===== TEXTO EXTRAÍDO
Entrevista com Cristina Beltran do CIO/CWI-Bolívia: Construindo uma alternativa revolucionária para

Cristina Beltran, e outros dois companheiros do jovem grupo Alternativa Socialista Revolucio­nária, viajaram sete dias, enfrentando problemas na fronteira, para chegar a São Paulo e participar da Escola Latino-Ameri­cana do CIO.

O Socialismo Revolucionário entrevistou a jovem estudante de Cochabamba, que comentou sobre a situação da luta de classes na Bolívia e as tarefas para ASR no ano de 2008. 

A Bolívia, sem dúvida, é hoje palco de uma das mais importantes lutas da classe trabalhadora internacionalmente. Com uma história impressionante de coragem e combatividade, os traba­lhadores bolivianos têm conseguido algumas conquistas, como a reversão da privatização da água em Cochabamba no ano 2000. 

Por suas demandas, os traba­lhadores derrubaram vários presidentes burgueses e elegeram Evo Morales, líder do movimento indígena e membro do MAS (Movimento ao Socialis­mo). No entanto, como veremos a seguir, o governo do MAS é vacilante e há grandes desafios para o movimento dos trabalhadores para o ano 2008.  

SR: Recentemente vimos a aprovação pela Assembléia Nacional de uma reforma constitucional em meio a grandes enfrentamentos e conflitos. Qual o caráter dessa reforma?
==========
=== TAREFAS ===
#1 Diga se cada afirmação abaixo está de acordo com a entrevista sobre a Bolívia, respondendo sim ou não e citando as palavras do texto que decidem a questão: (a) Cristina Beltran e os companheiros viajaram sete dias até São Paulo; (b) a privatização da água em Cochabamba foi revertida em 2000; (c) o governo do MAS é apresentado como firme.
#2 Prossiga com a entrevista sobre a Bolívia a partir do ponto em que ela termina.
===== DADOS FORNECIDOS
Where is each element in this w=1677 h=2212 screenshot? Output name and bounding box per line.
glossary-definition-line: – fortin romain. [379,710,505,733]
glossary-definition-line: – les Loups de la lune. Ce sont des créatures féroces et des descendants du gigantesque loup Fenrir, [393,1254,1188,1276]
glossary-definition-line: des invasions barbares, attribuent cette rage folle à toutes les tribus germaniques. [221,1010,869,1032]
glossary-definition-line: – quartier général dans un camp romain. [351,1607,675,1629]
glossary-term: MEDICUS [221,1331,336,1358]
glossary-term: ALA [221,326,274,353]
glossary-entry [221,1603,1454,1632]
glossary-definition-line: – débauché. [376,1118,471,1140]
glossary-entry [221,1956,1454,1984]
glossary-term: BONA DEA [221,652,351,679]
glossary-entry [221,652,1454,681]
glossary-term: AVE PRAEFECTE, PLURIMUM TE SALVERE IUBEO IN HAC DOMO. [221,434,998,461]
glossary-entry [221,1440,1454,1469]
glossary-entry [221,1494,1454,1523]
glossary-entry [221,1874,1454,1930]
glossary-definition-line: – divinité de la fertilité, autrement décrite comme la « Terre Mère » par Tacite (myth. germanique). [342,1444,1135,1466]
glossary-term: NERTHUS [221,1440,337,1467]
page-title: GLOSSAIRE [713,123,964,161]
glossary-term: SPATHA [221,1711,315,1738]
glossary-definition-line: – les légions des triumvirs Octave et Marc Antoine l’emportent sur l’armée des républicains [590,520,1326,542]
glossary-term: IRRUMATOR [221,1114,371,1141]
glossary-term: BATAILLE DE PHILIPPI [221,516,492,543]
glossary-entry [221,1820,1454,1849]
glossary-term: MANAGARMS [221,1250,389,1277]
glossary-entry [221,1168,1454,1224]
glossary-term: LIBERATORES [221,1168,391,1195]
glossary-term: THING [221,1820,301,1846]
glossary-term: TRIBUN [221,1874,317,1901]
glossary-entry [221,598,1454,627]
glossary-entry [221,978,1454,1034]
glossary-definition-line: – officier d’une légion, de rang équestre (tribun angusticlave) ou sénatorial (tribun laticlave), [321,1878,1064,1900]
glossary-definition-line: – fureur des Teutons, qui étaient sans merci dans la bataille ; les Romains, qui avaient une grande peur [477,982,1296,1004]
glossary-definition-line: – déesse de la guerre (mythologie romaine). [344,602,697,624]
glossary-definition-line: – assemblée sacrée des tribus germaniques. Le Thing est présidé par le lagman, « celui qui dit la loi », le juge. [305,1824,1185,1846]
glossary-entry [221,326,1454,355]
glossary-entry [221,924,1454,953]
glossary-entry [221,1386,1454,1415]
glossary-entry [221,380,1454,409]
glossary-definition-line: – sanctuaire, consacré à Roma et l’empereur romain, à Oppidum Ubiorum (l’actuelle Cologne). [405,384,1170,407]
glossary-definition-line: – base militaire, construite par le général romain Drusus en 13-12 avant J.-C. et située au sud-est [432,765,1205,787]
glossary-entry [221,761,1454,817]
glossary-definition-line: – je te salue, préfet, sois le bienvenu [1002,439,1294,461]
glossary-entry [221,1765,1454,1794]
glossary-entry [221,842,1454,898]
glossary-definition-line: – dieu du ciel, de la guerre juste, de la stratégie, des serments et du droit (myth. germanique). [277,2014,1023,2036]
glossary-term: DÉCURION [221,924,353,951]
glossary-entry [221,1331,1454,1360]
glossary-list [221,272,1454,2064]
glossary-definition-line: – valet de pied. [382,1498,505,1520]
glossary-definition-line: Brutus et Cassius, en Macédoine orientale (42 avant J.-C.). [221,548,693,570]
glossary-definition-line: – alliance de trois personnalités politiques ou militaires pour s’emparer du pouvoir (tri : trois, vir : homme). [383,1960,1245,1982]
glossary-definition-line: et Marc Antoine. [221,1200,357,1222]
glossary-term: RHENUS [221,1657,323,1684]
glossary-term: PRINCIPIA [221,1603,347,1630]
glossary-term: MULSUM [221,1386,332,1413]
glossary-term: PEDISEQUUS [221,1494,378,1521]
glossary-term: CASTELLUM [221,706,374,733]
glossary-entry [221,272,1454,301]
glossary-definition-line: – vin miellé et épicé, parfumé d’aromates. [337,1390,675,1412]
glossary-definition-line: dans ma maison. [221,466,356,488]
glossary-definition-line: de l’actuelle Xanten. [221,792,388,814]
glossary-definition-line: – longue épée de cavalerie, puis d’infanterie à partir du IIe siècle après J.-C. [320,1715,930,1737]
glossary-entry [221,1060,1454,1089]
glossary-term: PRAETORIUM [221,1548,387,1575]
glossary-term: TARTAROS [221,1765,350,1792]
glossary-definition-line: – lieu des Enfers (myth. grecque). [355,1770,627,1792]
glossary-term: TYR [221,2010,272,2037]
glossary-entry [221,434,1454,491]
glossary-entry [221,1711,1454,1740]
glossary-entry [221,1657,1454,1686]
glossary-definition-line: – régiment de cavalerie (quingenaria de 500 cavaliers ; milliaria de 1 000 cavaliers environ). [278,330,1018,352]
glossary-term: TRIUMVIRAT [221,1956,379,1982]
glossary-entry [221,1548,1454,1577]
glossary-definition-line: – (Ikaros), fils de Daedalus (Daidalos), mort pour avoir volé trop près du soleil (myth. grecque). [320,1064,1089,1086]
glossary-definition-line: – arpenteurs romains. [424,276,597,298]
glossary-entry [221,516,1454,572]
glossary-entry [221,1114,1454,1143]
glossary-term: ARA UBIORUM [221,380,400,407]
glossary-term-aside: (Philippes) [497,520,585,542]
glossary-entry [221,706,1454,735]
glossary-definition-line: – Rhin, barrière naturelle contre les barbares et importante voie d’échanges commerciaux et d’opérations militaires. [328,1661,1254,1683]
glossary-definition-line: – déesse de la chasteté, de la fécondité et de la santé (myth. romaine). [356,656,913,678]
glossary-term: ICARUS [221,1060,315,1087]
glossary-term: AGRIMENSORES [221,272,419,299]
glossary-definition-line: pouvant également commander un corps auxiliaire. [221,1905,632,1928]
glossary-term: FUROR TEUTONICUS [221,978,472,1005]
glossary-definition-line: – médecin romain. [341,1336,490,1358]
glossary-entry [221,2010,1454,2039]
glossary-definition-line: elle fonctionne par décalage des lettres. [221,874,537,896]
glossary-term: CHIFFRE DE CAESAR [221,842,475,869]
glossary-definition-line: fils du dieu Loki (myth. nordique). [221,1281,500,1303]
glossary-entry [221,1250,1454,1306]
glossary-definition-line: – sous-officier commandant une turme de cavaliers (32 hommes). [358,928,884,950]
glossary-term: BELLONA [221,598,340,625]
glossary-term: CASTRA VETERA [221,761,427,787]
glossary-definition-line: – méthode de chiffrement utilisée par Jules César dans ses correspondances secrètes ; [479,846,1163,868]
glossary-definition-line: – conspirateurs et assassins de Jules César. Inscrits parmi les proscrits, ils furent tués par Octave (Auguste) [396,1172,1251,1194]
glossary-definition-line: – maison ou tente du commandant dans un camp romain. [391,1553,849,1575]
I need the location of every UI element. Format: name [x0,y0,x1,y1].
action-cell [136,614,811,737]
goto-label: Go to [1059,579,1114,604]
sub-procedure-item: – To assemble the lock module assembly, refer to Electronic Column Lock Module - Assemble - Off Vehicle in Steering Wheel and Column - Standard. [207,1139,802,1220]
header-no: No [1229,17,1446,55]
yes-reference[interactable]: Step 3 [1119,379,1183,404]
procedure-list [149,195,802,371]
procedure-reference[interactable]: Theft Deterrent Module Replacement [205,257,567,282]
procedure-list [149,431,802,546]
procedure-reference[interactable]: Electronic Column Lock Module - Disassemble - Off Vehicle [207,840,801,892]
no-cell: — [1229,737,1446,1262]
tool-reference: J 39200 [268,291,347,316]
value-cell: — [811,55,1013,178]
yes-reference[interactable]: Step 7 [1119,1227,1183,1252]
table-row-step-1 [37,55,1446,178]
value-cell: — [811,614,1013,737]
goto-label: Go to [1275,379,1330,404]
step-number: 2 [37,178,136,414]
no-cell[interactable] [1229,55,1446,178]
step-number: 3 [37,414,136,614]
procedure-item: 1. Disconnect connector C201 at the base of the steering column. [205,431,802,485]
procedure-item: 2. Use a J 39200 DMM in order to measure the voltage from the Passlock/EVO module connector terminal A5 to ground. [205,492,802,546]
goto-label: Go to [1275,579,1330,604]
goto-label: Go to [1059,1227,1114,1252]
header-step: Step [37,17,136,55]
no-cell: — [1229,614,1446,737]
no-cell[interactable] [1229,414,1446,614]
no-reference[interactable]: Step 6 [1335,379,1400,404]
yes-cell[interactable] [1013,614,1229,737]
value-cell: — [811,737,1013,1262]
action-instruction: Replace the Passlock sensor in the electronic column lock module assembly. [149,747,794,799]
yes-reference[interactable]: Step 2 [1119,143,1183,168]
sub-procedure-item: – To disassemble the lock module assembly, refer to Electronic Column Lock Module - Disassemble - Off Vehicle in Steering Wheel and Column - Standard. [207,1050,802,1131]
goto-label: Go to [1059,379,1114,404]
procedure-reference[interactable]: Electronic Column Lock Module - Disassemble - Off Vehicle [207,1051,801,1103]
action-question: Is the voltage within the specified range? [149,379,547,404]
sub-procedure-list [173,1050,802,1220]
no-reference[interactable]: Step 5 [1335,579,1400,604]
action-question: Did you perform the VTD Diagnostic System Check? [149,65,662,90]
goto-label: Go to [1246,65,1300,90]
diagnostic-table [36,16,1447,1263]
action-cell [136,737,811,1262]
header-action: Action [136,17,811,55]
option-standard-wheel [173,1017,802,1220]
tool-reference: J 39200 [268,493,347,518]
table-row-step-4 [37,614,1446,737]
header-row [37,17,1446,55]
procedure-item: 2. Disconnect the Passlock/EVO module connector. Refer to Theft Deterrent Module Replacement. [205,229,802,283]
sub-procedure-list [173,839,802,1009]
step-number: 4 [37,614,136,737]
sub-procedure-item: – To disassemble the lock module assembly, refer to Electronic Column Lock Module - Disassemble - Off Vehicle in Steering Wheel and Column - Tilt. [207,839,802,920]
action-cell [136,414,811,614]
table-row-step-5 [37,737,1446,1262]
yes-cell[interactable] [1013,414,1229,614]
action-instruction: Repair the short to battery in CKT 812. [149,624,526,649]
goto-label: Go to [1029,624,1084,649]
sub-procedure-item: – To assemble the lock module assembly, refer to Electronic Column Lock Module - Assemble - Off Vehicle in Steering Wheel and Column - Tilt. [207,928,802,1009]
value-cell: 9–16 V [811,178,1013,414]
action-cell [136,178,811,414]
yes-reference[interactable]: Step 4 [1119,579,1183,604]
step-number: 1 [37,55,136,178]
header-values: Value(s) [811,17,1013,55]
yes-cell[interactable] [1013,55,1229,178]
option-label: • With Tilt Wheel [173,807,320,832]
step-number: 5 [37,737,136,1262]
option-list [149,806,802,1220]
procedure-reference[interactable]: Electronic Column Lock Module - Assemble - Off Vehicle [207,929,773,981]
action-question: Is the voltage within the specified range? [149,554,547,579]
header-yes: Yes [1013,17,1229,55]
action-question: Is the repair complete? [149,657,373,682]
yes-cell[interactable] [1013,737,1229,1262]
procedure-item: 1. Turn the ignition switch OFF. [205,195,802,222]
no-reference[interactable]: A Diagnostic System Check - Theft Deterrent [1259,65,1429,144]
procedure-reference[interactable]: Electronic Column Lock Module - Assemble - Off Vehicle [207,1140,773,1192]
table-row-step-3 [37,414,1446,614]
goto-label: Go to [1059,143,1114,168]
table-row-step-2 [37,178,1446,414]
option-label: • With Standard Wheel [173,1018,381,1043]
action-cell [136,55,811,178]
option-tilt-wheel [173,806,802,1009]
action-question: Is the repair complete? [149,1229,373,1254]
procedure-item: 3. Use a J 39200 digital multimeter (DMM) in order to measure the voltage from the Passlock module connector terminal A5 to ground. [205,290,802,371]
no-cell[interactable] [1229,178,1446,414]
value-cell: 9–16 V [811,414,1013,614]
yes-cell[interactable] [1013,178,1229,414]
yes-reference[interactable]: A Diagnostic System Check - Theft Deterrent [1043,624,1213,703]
==========
=== RESPOSTAS ===
#1
(a) Sim: "viajaram sete dias, enfrentando problemas na fronteira, para chegar a São Paulo".
(b) Sim: "a reversão da privatização da água em Cochabamba no ano 2000".
(c) Não: "o governo do MAS é vacilante".

#2
– O caráter é ambíguo. Há artigos a favor dos trabalhadores e do povo indígena. Como a promessa de garantir o abastecimento de serviços básicos, como moradia, acesso à saúde e água. Há também artigos que foram concessões à direita, por exemplo, a abertura a multinacionais, garantindo o direito de participação nas empresas bolivianas. Os latifúndios estão garantidos, sendo que apenas os latifúndios ociosos ou ilegais serviriam para a reforma agrária, ainda garantindo indenização aos latifundiários. A propriedade privada e os direitos dos capitalistas estão garantidos. 

Uma vitória no referendo, é bom ressaltar, não garante conquistas. Tudo dependerá da interpretação que se fará da lei. 

SR: Como tem sido, em geral, a reação dos trabalhadores a essa reforma?

– Há apoio de várias correntes da esquerda, como no caso da COB. Eles a enxergam como um passo à frente, mas não é um apoio profundo, nem à reforma, nem ao MAS. Já o movimento indígena dá um apoio mais incondicional e não apresenta críticas, tal como faz a COB.

SR: Outro tema importante hoje é o da autonomia, não?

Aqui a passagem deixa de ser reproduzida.